Task directions
In the data, extract each line that holds the string "biglobe".

begin The data

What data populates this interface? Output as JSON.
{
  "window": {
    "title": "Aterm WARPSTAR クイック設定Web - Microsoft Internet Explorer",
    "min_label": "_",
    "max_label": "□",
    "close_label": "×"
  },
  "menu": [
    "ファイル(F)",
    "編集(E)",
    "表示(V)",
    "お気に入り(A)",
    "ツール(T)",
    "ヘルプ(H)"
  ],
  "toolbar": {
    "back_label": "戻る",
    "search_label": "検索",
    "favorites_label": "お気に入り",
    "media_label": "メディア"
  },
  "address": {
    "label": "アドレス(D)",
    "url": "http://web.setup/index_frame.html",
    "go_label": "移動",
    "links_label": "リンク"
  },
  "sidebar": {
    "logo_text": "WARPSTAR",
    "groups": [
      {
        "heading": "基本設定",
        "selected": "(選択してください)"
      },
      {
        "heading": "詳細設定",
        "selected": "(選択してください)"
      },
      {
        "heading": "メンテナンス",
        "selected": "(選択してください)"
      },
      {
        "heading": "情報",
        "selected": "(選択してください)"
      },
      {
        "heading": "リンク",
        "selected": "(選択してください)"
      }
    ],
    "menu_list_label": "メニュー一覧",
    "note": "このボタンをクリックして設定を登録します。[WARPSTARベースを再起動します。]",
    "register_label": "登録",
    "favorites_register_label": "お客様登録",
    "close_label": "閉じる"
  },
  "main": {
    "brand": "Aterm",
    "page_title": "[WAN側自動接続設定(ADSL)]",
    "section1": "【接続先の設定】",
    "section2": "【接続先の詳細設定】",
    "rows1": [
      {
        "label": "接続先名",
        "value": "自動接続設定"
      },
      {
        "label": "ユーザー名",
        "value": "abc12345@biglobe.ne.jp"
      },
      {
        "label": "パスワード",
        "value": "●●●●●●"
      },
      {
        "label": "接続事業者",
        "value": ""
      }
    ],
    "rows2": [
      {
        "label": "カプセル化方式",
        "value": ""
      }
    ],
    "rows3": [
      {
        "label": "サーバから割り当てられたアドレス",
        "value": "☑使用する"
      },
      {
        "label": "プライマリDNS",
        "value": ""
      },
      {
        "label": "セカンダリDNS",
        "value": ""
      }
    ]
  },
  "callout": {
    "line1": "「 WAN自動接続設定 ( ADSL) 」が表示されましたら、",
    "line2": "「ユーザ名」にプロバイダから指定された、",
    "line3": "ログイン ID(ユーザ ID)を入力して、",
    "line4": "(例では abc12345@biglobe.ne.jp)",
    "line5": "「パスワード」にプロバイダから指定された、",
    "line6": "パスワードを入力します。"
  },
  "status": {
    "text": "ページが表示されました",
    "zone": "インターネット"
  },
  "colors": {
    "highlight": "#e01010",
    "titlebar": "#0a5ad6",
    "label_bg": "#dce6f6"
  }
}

end The data

Result below
        "value": "abc12345@biglobe.ne.jp"
    "line4": "(例では abc12345@biglobe.ne.jp)",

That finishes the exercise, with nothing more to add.